======== RECORDS FOR PROCESSING
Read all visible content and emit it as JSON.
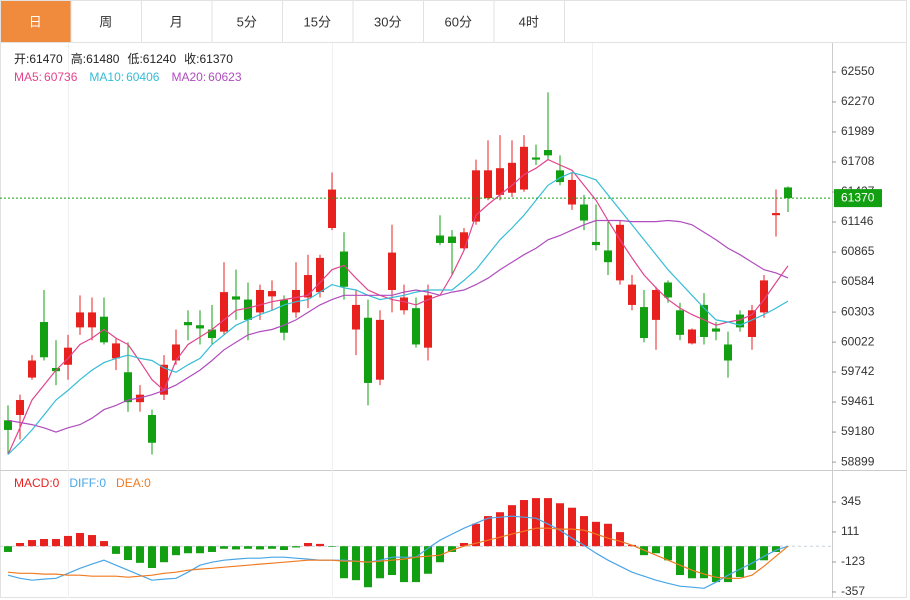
{
  "tabs": [
    "日",
    "周",
    "月",
    "5分",
    "15分",
    "30分",
    "60分",
    "4时"
  ],
  "active_tab": 0,
  "chart_data": {
    "type": "candlestick",
    "info_labels": [
      "开:",
      "高:",
      "低:",
      "收:"
    ],
    "up_color": "#e8211f",
    "down_color": "#12a012",
    "ylim": [
      58825,
      62803
    ],
    "yticks": [
      62550,
      62270,
      61989,
      61708,
      61427,
      61146,
      60865,
      60584,
      60303,
      60022,
      59742,
      59461,
      59180,
      58899
    ],
    "ohlc": [
      [
        59290,
        59430,
        58970,
        59200
      ],
      [
        59340,
        59530,
        59110,
        59480
      ],
      [
        59690,
        59900,
        59670,
        59850
      ],
      [
        60210,
        60510,
        59850,
        59880
      ],
      [
        59780,
        60040,
        59620,
        59750
      ],
      [
        59810,
        60090,
        59670,
        59970
      ],
      [
        60160,
        60460,
        60090,
        60300
      ],
      [
        60160,
        60440,
        60040,
        60300
      ],
      [
        60260,
        60440,
        60000,
        60020
      ],
      [
        59870,
        60060,
        59760,
        60010
      ],
      [
        59740,
        60020,
        59370,
        59460
      ],
      [
        59460,
        59620,
        59370,
        59530
      ],
      [
        59340,
        59390,
        58970,
        59080
      ],
      [
        59530,
        59900,
        59480,
        59810
      ],
      [
        59850,
        60140,
        59810,
        60000
      ],
      [
        60210,
        60320,
        60040,
        60180
      ],
      [
        60180,
        60320,
        60000,
        60150
      ],
      [
        60140,
        60370,
        60000,
        60060
      ],
      [
        60120,
        60770,
        60090,
        60490
      ],
      [
        60450,
        60700,
        60230,
        60420
      ],
      [
        60420,
        60580,
        60040,
        60230
      ],
      [
        60300,
        60560,
        60230,
        60510
      ],
      [
        60450,
        60600,
        60320,
        60500
      ],
      [
        60420,
        60460,
        60040,
        60110
      ],
      [
        60300,
        60770,
        60250,
        60510
      ],
      [
        60440,
        60840,
        60340,
        60650
      ],
      [
        60490,
        60840,
        60440,
        60810
      ],
      [
        61090,
        61610,
        61070,
        61450
      ],
      [
        60870,
        61050,
        60420,
        60540
      ],
      [
        60140,
        60510,
        59900,
        60370
      ],
      [
        60250,
        60420,
        59430,
        59640
      ],
      [
        59670,
        60320,
        59620,
        60230
      ],
      [
        60510,
        61120,
        60300,
        60860
      ],
      [
        60320,
        60560,
        60280,
        60440
      ],
      [
        60340,
        60440,
        59970,
        60000
      ],
      [
        59970,
        60560,
        59850,
        60460
      ],
      [
        61020,
        61210,
        60930,
        60950
      ],
      [
        61010,
        61070,
        60650,
        60950
      ],
      [
        60900,
        61090,
        60880,
        61050
      ],
      [
        61150,
        61730,
        61120,
        61630
      ],
      [
        61370,
        61910,
        61350,
        61630
      ],
      [
        61400,
        61960,
        61350,
        61650
      ],
      [
        61420,
        61910,
        61380,
        61700
      ],
      [
        61450,
        61960,
        61430,
        61850
      ],
      [
        61750,
        61870,
        61680,
        61730
      ],
      [
        61820,
        62360,
        61730,
        61770
      ],
      [
        61630,
        61770,
        61490,
        61520
      ],
      [
        61310,
        61610,
        61260,
        61540
      ],
      [
        61310,
        61400,
        61070,
        61160
      ],
      [
        60960,
        61310,
        60880,
        60930
      ],
      [
        60880,
        61150,
        60650,
        60770
      ],
      [
        60600,
        61160,
        60560,
        61120
      ],
      [
        60370,
        60650,
        60320,
        60560
      ],
      [
        60350,
        60510,
        60020,
        60060
      ],
      [
        60230,
        60540,
        59950,
        60510
      ],
      [
        60580,
        60600,
        60390,
        60440
      ],
      [
        60320,
        60390,
        60040,
        60090
      ],
      [
        60010,
        60150,
        60000,
        60140
      ],
      [
        60370,
        60480,
        60000,
        60070
      ],
      [
        60150,
        60210,
        60040,
        60120
      ],
      [
        60000,
        60120,
        59690,
        59850
      ],
      [
        60280,
        60320,
        60120,
        60160
      ],
      [
        60070,
        60370,
        59950,
        60320
      ],
      [
        60300,
        60650,
        60250,
        60600
      ],
      [
        61210,
        61450,
        61010,
        61230
      ],
      [
        61470,
        61480,
        61240,
        61370
      ]
    ],
    "ma": [
      {
        "name": "MA5:",
        "color": "#e2448c",
        "values": [
          58970,
          59220,
          59480,
          59620,
          59760,
          59870,
          60000,
          60060,
          60140,
          60060,
          60000,
          59840,
          59670,
          59570,
          59850,
          60000,
          60070,
          60140,
          60230,
          60320,
          60340,
          60370,
          60400,
          60420,
          60440,
          60460,
          60580,
          60700,
          60740,
          60620,
          60510,
          60460,
          60420,
          60400,
          60370,
          60420,
          60460,
          60650,
          60880,
          61210,
          61310,
          61400,
          61490,
          61590,
          61650,
          61730,
          61680,
          61630,
          61490,
          61350,
          61160,
          60980,
          60810,
          60650,
          60530,
          60420,
          60340,
          60280,
          60230,
          60180,
          60210,
          60230,
          60280,
          60420,
          60580,
          60736
        ]
      },
      {
        "name": "MA10:",
        "color": "#35bcd6",
        "values": [
          58970,
          59080,
          59200,
          59340,
          59480,
          59570,
          59670,
          59760,
          59830,
          59870,
          59900,
          59870,
          59850,
          59780,
          59740,
          59810,
          59870,
          60000,
          60090,
          60180,
          60230,
          60280,
          60320,
          60370,
          60400,
          60420,
          60490,
          60560,
          60530,
          60510,
          60460,
          60420,
          60440,
          60460,
          60490,
          60510,
          60510,
          60510,
          60600,
          60700,
          60840,
          60980,
          61090,
          61210,
          61350,
          61490,
          61560,
          61610,
          61580,
          61540,
          61400,
          61260,
          61120,
          60980,
          60840,
          60700,
          60580,
          60460,
          60340,
          60230,
          60210,
          60180,
          60230,
          60280,
          60340,
          60406
        ]
      },
      {
        "name": "MA20:",
        "color": "#b04cbe",
        "values": [
          59290,
          59270,
          59250,
          59220,
          59180,
          59220,
          59250,
          59310,
          59390,
          59430,
          59480,
          59500,
          59530,
          59570,
          59620,
          59690,
          59760,
          59850,
          59950,
          60020,
          60090,
          60120,
          60140,
          60180,
          60230,
          60300,
          60370,
          60420,
          60460,
          60460,
          60460,
          60460,
          60460,
          60490,
          60510,
          60490,
          60460,
          60490,
          60510,
          60560,
          60620,
          60700,
          60770,
          60840,
          60900,
          60980,
          61020,
          61070,
          61120,
          61160,
          61160,
          61160,
          61150,
          61150,
          61150,
          61160,
          61150,
          61120,
          61050,
          60980,
          60900,
          60840,
          60770,
          60700,
          60670,
          60623
        ]
      }
    ],
    "macd": {
      "ylim": [
        -404,
        563
      ],
      "yticks": [
        345,
        111,
        -123,
        -357
      ],
      "histogram": {
        "name": "MACD:",
        "color": "#e8211f",
        "values": [
          -45,
          25,
          48,
          56,
          56,
          80,
          103,
          87,
          40,
          -60,
          -108,
          -130,
          -170,
          -125,
          -70,
          -55,
          -55,
          -45,
          -20,
          -25,
          -20,
          -25,
          -20,
          -30,
          -10,
          25,
          18,
          -5,
          -250,
          -265,
          -320,
          -250,
          -225,
          -280,
          -280,
          -215,
          -125,
          -45,
          25,
          175,
          235,
          265,
          320,
          360,
          375,
          375,
          335,
          300,
          235,
          190,
          175,
          110,
          10,
          -70,
          -55,
          -110,
          -225,
          -250,
          -250,
          -280,
          -280,
          -240,
          -185,
          -110,
          -45,
          0
        ]
      },
      "series": [
        {
          "name": "DIFF:",
          "color": "#4aa6e6",
          "values": [
            -226,
            -250,
            -265,
            -257,
            -250,
            -211,
            -172,
            -140,
            -109,
            -148,
            -187,
            -226,
            -265,
            -257,
            -250,
            -203,
            -148,
            -125,
            -109,
            -101,
            -94,
            -94,
            -86,
            -86,
            -94,
            -101,
            -109,
            -109,
            -109,
            -117,
            -125,
            -109,
            -86,
            -86,
            -86,
            -16,
            47,
            94,
            140,
            179,
            218,
            226,
            234,
            226,
            218,
            172,
            125,
            62,
            8,
            -55,
            -109,
            -156,
            -203,
            -234,
            -265,
            -289,
            -312,
            -320,
            -328,
            -281,
            -226,
            -179,
            -133,
            -78,
            -31,
            0
          ]
        },
        {
          "name": "DEA:",
          "color": "#f07a20",
          "values": [
            -203,
            -211,
            -211,
            -218,
            -218,
            -226,
            -226,
            -234,
            -234,
            -234,
            -242,
            -234,
            -226,
            -211,
            -203,
            -187,
            -179,
            -172,
            -164,
            -156,
            -148,
            -140,
            -133,
            -125,
            -117,
            -109,
            -109,
            -109,
            -117,
            -117,
            -125,
            -117,
            -109,
            -101,
            -86,
            -78,
            -70,
            -31,
            0,
            23,
            47,
            70,
            94,
            117,
            140,
            140,
            133,
            133,
            125,
            94,
            62,
            39,
            8,
            -31,
            -70,
            -109,
            -148,
            -187,
            -218,
            -242,
            -250,
            -250,
            -226,
            -156,
            -78,
            0
          ]
        }
      ]
    }
  }
}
================
Extract, from the material above, each line holding the word "name".

        "name": "MA5:",
        "name": "MA10:",
        "name": "MA20:",
        "name": "MACD:",
          "name": "DIFF:",
          "name": "DEA:",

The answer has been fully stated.